*To be done*
Entries follow. Set all of them down as they stand.

>>

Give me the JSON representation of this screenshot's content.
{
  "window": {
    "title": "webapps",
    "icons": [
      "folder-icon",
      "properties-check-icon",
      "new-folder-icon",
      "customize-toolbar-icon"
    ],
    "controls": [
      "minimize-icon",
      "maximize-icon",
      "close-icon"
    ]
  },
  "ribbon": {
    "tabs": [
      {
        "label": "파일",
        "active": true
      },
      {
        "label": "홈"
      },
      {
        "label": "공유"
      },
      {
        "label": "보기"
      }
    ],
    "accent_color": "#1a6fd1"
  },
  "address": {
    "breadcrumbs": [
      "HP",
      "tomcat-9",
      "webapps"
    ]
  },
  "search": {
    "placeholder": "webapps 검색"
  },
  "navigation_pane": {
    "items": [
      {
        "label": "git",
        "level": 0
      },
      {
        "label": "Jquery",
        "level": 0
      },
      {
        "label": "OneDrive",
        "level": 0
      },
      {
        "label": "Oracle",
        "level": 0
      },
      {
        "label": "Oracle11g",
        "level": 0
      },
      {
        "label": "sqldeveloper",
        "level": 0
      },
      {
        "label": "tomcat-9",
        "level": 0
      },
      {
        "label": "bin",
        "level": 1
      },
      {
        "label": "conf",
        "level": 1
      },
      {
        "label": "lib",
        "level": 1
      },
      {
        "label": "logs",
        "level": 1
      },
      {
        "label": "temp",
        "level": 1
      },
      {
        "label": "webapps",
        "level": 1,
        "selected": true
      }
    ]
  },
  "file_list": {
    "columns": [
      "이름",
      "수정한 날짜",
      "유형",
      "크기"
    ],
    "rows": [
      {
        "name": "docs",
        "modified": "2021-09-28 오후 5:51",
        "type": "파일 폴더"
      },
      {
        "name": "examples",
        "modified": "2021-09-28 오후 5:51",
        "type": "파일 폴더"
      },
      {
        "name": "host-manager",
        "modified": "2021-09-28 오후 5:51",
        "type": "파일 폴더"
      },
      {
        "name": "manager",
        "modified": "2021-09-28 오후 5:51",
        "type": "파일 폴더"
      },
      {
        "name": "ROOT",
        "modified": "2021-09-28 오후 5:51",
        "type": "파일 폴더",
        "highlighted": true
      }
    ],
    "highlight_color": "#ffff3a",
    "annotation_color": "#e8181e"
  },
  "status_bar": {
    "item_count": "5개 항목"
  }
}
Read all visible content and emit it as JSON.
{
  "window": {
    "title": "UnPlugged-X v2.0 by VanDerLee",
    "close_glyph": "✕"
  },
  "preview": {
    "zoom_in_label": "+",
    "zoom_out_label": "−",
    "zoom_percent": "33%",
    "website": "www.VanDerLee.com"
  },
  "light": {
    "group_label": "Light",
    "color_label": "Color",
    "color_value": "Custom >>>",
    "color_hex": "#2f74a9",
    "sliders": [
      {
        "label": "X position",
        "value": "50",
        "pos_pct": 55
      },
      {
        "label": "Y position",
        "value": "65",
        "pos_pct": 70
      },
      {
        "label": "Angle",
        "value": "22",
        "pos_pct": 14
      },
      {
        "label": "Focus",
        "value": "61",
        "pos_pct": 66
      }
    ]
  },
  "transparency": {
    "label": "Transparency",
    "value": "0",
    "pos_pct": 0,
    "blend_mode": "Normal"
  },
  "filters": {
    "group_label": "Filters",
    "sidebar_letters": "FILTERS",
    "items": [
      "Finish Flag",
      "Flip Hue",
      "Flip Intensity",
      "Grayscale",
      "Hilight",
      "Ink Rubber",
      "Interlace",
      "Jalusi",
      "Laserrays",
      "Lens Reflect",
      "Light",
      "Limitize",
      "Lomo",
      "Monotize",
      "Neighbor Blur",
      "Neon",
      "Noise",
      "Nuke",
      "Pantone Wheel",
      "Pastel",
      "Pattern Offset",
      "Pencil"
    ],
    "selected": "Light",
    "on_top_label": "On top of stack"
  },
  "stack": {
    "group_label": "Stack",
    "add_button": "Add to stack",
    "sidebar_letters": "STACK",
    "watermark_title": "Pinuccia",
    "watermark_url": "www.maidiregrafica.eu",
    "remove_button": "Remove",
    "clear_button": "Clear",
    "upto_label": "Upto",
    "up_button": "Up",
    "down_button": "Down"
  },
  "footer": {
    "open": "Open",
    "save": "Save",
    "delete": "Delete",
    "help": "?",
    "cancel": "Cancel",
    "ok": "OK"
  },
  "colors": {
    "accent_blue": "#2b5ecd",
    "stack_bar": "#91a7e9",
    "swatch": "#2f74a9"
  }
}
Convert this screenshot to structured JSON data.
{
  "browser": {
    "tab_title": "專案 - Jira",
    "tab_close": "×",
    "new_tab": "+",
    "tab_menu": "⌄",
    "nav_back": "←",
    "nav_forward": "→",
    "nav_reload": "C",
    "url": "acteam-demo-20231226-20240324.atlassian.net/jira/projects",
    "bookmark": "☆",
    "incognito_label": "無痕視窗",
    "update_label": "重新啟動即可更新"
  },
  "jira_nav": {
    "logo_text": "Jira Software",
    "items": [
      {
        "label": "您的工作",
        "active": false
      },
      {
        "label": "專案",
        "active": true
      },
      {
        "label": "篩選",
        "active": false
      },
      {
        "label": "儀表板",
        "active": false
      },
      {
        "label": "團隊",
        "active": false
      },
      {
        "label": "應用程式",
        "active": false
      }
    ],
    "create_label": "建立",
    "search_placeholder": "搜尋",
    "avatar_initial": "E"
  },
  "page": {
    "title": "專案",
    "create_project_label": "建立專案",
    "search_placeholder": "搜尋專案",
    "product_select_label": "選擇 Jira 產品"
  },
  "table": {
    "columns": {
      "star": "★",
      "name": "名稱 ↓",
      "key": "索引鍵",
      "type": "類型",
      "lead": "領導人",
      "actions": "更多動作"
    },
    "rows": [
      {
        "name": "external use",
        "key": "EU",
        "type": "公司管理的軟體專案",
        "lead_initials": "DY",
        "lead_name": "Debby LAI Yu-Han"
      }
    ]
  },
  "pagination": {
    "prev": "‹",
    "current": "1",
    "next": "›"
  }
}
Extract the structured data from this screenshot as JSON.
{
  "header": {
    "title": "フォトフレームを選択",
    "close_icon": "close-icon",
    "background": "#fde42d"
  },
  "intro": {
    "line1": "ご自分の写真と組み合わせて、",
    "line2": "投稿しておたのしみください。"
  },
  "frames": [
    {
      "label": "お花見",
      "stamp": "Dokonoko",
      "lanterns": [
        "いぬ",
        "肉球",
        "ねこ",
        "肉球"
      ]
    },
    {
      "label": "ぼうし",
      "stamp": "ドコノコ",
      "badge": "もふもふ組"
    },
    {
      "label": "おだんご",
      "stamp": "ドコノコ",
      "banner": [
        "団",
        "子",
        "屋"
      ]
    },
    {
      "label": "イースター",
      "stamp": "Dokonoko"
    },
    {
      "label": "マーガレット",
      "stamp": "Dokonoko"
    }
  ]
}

<<

*Solution to the problem*
Give me the JSON representation of this screenshot's content.
{
  "window": {
    "title": "webapps",
    "icons": [
      "folder-icon",
      "properties-check-icon",
      "new-folder-icon",
      "customize-toolbar-icon"
    ],
    "controls": [
      "minimize-icon",
      "maximize-icon",
      "close-icon"
    ]
  },
  "ribbon": {
    "tabs": [
      {
        "label": "파일",
        "active": true
      },
      {
        "label": "홈"
      },
      {
        "label": "공유"
      },
      {
        "label": "보기"
      }
    ],
    "accent_color": "#1a6fd1"
  },
  "address": {
    "breadcrumbs": [
      "HP",
      "tomcat-9",
      "webapps"
    ]
  },
  "search": {
    "placeholder": "webapps 검색"
  },
  "navigation_pane": {
    "items": [
      {
        "label": "git",
        "level": 0
      },
      {
        "label": "Jquery",
        "level": 0
      },
      {
        "label": "OneDrive",
        "level": 0
      },
      {
        "label": "Oracle",
        "level": 0
      },
      {
        "label": "Oracle11g",
        "level": 0
      },
      {
        "label": "sqldeveloper",
        "level": 0
      },
      {
        "label": "tomcat-9",
        "level": 0
      },
      {
        "label": "bin",
        "level": 1
      },
      {
        "label": "conf",
        "level": 1
      },
      {
        "label": "lib",
        "level": 1
      },
      {
        "label": "logs",
        "level": 1
      },
      {
        "label": "temp",
        "level": 1
      },
      {
        "label": "webapps",
        "level": 1,
        "selected": true
      }
    ]
  },
  "file_list": {
    "columns": [
      "이름",
      "수정한 날짜",
      "유형",
      "크기"
    ],
    "rows": [
      {
        "name": "docs",
        "modified": "2021-09-28 오후 5:51",
        "type": "파일 폴더"
      },
      {
        "name": "examples",
        "modified": "2021-09-28 오후 5:51",
        "type": "파일 폴더"
      },
      {
        "name": "host-manager",
        "modified": "2021-09-28 오후 5:51",
        "type": "파일 폴더"
      },
      {
        "name": "manager",
        "modified": "2021-09-28 오후 5:51",
        "type": "파일 폴더"
      },
      {
        "name": "ROOT",
        "modified": "2021-09-28 오후 5:51",
        "type": "파일 폴더",
        "highlighted": true
      }
    ],
    "highlight_color": "#ffff3a",
    "annotation_color": "#e8181e"
  },
  "status_bar": {
    "item_count": "5개 항목"
  }
}
Read all visible content and emit it as JSON.
{
  "window": {
    "title": "UnPlugged-X v2.0 by VanDerLee",
    "close_glyph": "✕"
  },
  "preview": {
    "zoom_in_label": "+",
    "zoom_out_label": "−",
    "zoom_percent": "33%",
    "website": "www.VanDerLee.com"
  },
  "light": {
    "group_label": "Light",
    "color_label": "Color",
    "color_value": "Custom >>>",
    "color_hex": "#2f74a9",
    "sliders": [
      {
        "label": "X position",
        "value": "50",
        "pos_pct": 55
      },
      {
        "label": "Y position",
        "value": "65",
        "pos_pct": 70
      },
      {
        "label": "Angle",
        "value": "22",
        "pos_pct": 14
      },
      {
        "label": "Focus",
        "value": "61",
        "pos_pct": 66
      }
    ]
  },
  "transparency": {
    "label": "Transparency",
    "value": "0",
    "pos_pct": 0,
    "blend_mode": "Normal"
  },
  "filters": {
    "group_label": "Filters",
    "sidebar_letters": "FILTERS",
    "items": [
      "Finish Flag",
      "Flip Hue",
      "Flip Intensity",
      "Grayscale",
      "Hilight",
      "Ink Rubber",
      "Interlace",
      "Jalusi",
      "Laserrays",
      "Lens Reflect",
      "Light",
      "Limitize",
      "Lomo",
      "Monotize",
      "Neighbor Blur",
      "Neon",
      "Noise",
      "Nuke",
      "Pantone Wheel",
      "Pastel",
      "Pattern Offset",
      "Pencil"
    ],
    "selected": "Light",
    "on_top_label": "On top of stack"
  },
  "stack": {
    "group_label": "Stack",
    "add_button": "Add to stack",
    "sidebar_letters": "STACK",
    "watermark_title": "Pinuccia",
    "watermark_url": "www.maidiregrafica.eu",
    "remove_button": "Remove",
    "clear_button": "Clear",
    "upto_label": "Upto",
    "up_button": "Up",
    "down_button": "Down"
  },
  "footer": {
    "open": "Open",
    "save": "Save",
    "delete": "Delete",
    "help": "?",
    "cancel": "Cancel",
    "ok": "OK"
  },
  "colors": {
    "accent_blue": "#2b5ecd",
    "stack_bar": "#91a7e9",
    "swatch": "#2f74a9"
  }
}
Convert this screenshot to structured JSON data.
{
  "browser": {
    "tab_title": "專案 - Jira",
    "tab_close": "×",
    "new_tab": "+",
    "tab_menu": "⌄",
    "nav_back": "←",
    "nav_forward": "→",
    "nav_reload": "C",
    "url": "acteam-demo-20231226-20240324.atlassian.net/jira/projects",
    "bookmark": "☆",
    "incognito_label": "無痕視窗",
    "update_label": "重新啟動即可更新"
  },
  "jira_nav": {
    "logo_text": "Jira Software",
    "items": [
      {
        "label": "您的工作",
        "active": false
      },
      {
        "label": "專案",
        "active": true
      },
      {
        "label": "篩選",
        "active": false
      },
      {
        "label": "儀表板",
        "active": false
      },
      {
        "label": "團隊",
        "active": false
      },
      {
        "label": "應用程式",
        "active": false
      }
    ],
    "create_label": "建立",
    "search_placeholder": "搜尋",
    "avatar_initial": "E"
  },
  "page": {
    "title": "專案",
    "create_project_label": "建立專案",
    "search_placeholder": "搜尋專案",
    "product_select_label": "選擇 Jira 產品"
  },
  "table": {
    "columns": {
      "star": "★",
      "name": "名稱 ↓",
      "key": "索引鍵",
      "type": "類型",
      "lead": "領導人",
      "actions": "更多動作"
    },
    "rows": [
      {
        "name": "external use",
        "key": "EU",
        "type": "公司管理的軟體專案",
        "lead_initials": "DY",
        "lead_name": "Debby LAI Yu-Han"
      }
    ]
  },
  "pagination": {
    "prev": "‹",
    "current": "1",
    "next": "›"
  }
}
Extract the structured data from this screenshot as JSON.
{
  "header": {
    "title": "フォトフレームを選択",
    "close_icon": "close-icon",
    "background": "#fde42d"
  },
  "intro": {
    "line1": "ご自分の写真と組み合わせて、",
    "line2": "投稿しておたのしみください。"
  },
  "frames": [
    {
      "label": "お花見",
      "stamp": "Dokonoko",
      "lanterns": [
        "いぬ",
        "肉球",
        "ねこ",
        "肉球"
      ]
    },
    {
      "label": "ぼうし",
      "stamp": "ドコノコ",
      "badge": "もふもふ組"
    },
    {
      "label": "おだんご",
      "stamp": "ドコノコ",
      "banner": [
        "団",
        "子",
        "屋"
      ]
    },
    {
      "label": "イースター",
      "stamp": "Dokonoko"
    },
    {
      "label": "マーガレット",
      "stamp": "Dokonoko"
    }
  ]
}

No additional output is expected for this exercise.